▶ **Short task**
Copy every item below line for line, with no changes.

▶ **Given records**
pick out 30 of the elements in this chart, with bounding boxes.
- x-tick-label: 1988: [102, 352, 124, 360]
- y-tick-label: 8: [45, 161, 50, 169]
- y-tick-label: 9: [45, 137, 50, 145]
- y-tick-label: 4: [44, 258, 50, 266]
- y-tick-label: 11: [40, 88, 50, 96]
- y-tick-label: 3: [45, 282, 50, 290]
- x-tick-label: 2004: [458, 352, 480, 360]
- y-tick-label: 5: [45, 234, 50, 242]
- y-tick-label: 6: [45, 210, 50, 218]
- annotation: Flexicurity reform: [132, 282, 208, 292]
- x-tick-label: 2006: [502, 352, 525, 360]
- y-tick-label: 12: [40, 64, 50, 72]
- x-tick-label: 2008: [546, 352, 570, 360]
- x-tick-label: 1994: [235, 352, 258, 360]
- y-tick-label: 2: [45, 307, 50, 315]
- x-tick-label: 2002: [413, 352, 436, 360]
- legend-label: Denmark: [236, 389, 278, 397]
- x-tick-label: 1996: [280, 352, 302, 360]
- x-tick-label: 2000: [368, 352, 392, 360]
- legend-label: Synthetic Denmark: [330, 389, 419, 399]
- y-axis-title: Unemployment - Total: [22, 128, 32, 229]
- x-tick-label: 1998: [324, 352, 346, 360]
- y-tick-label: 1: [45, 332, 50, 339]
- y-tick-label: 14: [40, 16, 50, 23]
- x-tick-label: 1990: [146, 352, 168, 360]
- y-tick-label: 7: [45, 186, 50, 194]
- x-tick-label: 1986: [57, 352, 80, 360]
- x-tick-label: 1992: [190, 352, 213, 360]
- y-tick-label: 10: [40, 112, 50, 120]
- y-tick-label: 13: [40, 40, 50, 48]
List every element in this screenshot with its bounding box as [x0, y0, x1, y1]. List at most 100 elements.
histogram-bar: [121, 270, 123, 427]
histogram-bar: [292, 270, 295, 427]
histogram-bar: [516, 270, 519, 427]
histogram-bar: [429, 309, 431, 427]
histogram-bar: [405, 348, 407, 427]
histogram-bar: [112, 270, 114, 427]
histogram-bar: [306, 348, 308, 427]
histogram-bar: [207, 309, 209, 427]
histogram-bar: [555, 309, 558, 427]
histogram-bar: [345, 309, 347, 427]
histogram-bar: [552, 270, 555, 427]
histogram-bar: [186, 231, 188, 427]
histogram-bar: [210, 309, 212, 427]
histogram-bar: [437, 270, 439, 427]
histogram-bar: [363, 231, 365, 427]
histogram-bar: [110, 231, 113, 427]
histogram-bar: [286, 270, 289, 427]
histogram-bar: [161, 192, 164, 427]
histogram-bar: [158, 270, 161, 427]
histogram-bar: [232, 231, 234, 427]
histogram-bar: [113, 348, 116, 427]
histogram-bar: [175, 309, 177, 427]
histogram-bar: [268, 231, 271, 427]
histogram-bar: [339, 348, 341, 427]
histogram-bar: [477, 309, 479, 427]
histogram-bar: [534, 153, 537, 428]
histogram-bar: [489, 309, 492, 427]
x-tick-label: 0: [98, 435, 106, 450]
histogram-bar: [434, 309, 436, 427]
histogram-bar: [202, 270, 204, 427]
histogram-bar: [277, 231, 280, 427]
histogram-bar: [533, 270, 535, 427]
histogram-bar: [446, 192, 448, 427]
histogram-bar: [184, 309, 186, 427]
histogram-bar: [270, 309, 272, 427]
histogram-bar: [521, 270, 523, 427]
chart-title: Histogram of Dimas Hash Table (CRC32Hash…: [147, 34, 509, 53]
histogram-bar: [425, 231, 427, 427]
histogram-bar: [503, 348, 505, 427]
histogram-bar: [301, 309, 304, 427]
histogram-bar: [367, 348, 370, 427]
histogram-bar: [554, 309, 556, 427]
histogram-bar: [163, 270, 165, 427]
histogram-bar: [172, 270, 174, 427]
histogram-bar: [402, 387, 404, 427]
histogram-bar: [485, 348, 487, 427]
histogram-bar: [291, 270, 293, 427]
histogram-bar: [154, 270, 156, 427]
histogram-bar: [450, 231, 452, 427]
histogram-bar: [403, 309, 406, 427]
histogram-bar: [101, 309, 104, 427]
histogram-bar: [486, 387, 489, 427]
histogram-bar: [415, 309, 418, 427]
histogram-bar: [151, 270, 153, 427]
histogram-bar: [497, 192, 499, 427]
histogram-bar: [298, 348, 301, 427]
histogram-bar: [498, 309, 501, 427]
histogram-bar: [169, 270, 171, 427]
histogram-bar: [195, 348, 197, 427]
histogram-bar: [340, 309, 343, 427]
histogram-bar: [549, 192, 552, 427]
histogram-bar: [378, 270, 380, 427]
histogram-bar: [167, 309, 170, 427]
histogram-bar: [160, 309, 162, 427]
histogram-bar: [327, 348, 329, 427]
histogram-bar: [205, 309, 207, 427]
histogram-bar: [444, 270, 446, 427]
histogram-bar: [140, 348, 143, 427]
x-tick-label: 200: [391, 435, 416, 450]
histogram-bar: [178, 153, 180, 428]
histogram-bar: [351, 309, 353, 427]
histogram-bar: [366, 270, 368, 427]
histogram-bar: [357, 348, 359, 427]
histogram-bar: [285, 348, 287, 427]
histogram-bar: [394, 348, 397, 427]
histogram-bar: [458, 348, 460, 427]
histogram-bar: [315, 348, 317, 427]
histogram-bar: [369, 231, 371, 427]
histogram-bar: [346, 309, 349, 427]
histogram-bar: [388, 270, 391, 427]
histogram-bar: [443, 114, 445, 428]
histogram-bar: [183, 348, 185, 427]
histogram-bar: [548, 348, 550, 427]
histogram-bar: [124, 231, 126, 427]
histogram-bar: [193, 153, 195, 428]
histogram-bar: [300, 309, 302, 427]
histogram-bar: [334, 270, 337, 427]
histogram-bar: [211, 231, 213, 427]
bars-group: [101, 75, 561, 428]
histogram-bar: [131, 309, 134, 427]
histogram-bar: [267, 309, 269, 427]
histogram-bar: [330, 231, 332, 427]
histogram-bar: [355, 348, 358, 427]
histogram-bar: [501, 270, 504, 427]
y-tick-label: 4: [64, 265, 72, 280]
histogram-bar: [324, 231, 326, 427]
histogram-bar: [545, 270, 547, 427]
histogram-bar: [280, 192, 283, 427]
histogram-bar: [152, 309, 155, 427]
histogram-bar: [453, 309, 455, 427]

▶ **Response**
pick out 30 of the elements in this chart, with bounding boxes.
- x-tick-label: 1988: [102, 352, 124, 360]
- y-tick-label: 8: [45, 161, 50, 169]
- y-tick-label: 9: [45, 137, 50, 145]
- y-tick-label: 4: [44, 258, 50, 266]
- y-tick-label: 11: [40, 88, 50, 96]
- y-tick-label: 3: [45, 282, 50, 290]
- x-tick-label: 2004: [458, 352, 480, 360]
- y-tick-label: 5: [45, 234, 50, 242]
- y-tick-label: 6: [45, 210, 50, 218]
- annotation: Flexicurity reform: [132, 282, 208, 292]
- x-tick-label: 2006: [502, 352, 525, 360]
- y-tick-label: 12: [40, 64, 50, 72]
- x-tick-label: 2008: [546, 352, 570, 360]
- x-tick-label: 1994: [235, 352, 258, 360]
- y-tick-label: 2: [45, 307, 50, 315]
- x-tick-label: 2002: [413, 352, 436, 360]
- legend-label: Denmark: [236, 389, 278, 397]
- x-tick-label: 1996: [280, 352, 302, 360]
- x-tick-label: 2000: [368, 352, 392, 360]
- legend-label: Synthetic Denmark: [330, 389, 419, 399]
- y-axis-title: Unemployment - Total: [22, 128, 32, 229]
- x-tick-label: 1998: [324, 352, 346, 360]
- y-tick-label: 1: [45, 332, 50, 339]
- y-tick-label: 14: [40, 16, 50, 23]
- x-tick-label: 1990: [146, 352, 168, 360]
- y-tick-label: 7: [45, 186, 50, 194]
- x-tick-label: 1986: [57, 352, 80, 360]
- x-tick-label: 1992: [190, 352, 213, 360]
- y-tick-label: 10: [40, 112, 50, 120]
- y-tick-label: 13: [40, 40, 50, 48]
List every element in this screenshot with its bounding box as [x0, y0, x1, y1]. List at most 100 elements.
histogram-bar: [121, 270, 123, 427]
histogram-bar: [292, 270, 295, 427]
histogram-bar: [516, 270, 519, 427]
histogram-bar: [429, 309, 431, 427]
histogram-bar: [405, 348, 407, 427]
histogram-bar: [112, 270, 114, 427]
histogram-bar: [306, 348, 308, 427]
histogram-bar: [207, 309, 209, 427]
histogram-bar: [555, 309, 558, 427]
histogram-bar: [345, 309, 347, 427]
histogram-bar: [552, 270, 555, 427]
histogram-bar: [186, 231, 188, 427]
histogram-bar: [210, 309, 212, 427]
histogram-bar: [437, 270, 439, 427]
histogram-bar: [363, 231, 365, 427]
histogram-bar: [110, 231, 113, 427]
histogram-bar: [286, 270, 289, 427]
histogram-bar: [161, 192, 164, 427]
histogram-bar: [158, 270, 161, 427]
histogram-bar: [232, 231, 234, 427]
histogram-bar: [113, 348, 116, 427]
histogram-bar: [175, 309, 177, 427]
histogram-bar: [268, 231, 271, 427]
histogram-bar: [339, 348, 341, 427]
histogram-bar: [477, 309, 479, 427]
histogram-bar: [534, 153, 537, 428]
histogram-bar: [489, 309, 492, 427]
x-tick-label: 0: [98, 435, 106, 450]
histogram-bar: [434, 309, 436, 427]
histogram-bar: [202, 270, 204, 427]
histogram-bar: [277, 231, 280, 427]
histogram-bar: [533, 270, 535, 427]
histogram-bar: [446, 192, 448, 427]
histogram-bar: [184, 309, 186, 427]
histogram-bar: [270, 309, 272, 427]
histogram-bar: [521, 270, 523, 427]
chart-title: Histogram of Dimas Hash Table (CRC32Hash…: [147, 34, 509, 53]
histogram-bar: [425, 231, 427, 427]
histogram-bar: [503, 348, 505, 427]
histogram-bar: [301, 309, 304, 427]
histogram-bar: [367, 348, 370, 427]
histogram-bar: [554, 309, 556, 427]
histogram-bar: [163, 270, 165, 427]
histogram-bar: [172, 270, 174, 427]
histogram-bar: [402, 387, 404, 427]
histogram-bar: [485, 348, 487, 427]
histogram-bar: [291, 270, 293, 427]
histogram-bar: [154, 270, 156, 427]
histogram-bar: [450, 231, 452, 427]
histogram-bar: [403, 309, 406, 427]
histogram-bar: [101, 309, 104, 427]
histogram-bar: [486, 387, 489, 427]
histogram-bar: [415, 309, 418, 427]
histogram-bar: [151, 270, 153, 427]
histogram-bar: [497, 192, 499, 427]
histogram-bar: [298, 348, 301, 427]
histogram-bar: [498, 309, 501, 427]
histogram-bar: [169, 270, 171, 427]
histogram-bar: [195, 348, 197, 427]
histogram-bar: [340, 309, 343, 427]
histogram-bar: [549, 192, 552, 427]
histogram-bar: [378, 270, 380, 427]
histogram-bar: [167, 309, 170, 427]
histogram-bar: [160, 309, 162, 427]
histogram-bar: [327, 348, 329, 427]
histogram-bar: [205, 309, 207, 427]
histogram-bar: [444, 270, 446, 427]
histogram-bar: [140, 348, 143, 427]
x-tick-label: 200: [391, 435, 416, 450]
histogram-bar: [178, 153, 180, 428]
histogram-bar: [351, 309, 353, 427]
histogram-bar: [366, 270, 368, 427]
histogram-bar: [357, 348, 359, 427]
histogram-bar: [285, 348, 287, 427]
histogram-bar: [394, 348, 397, 427]
histogram-bar: [458, 348, 460, 427]
histogram-bar: [315, 348, 317, 427]
histogram-bar: [369, 231, 371, 427]
histogram-bar: [346, 309, 349, 427]
histogram-bar: [388, 270, 391, 427]
histogram-bar: [443, 114, 445, 428]
histogram-bar: [183, 348, 185, 427]
histogram-bar: [548, 348, 550, 427]
histogram-bar: [124, 231, 126, 427]
histogram-bar: [193, 153, 195, 428]
histogram-bar: [300, 309, 302, 427]
histogram-bar: [334, 270, 337, 427]
histogram-bar: [211, 231, 213, 427]
bars-group: [101, 75, 561, 428]
histogram-bar: [131, 309, 134, 427]
histogram-bar: [267, 309, 269, 427]
histogram-bar: [330, 231, 332, 427]
histogram-bar: [355, 348, 358, 427]
histogram-bar: [501, 270, 504, 427]
y-tick-label: 4: [64, 265, 72, 280]
histogram-bar: [324, 231, 326, 427]
histogram-bar: [545, 270, 547, 427]
histogram-bar: [280, 192, 283, 427]
histogram-bar: [152, 309, 155, 427]
histogram-bar: [453, 309, 455, 427]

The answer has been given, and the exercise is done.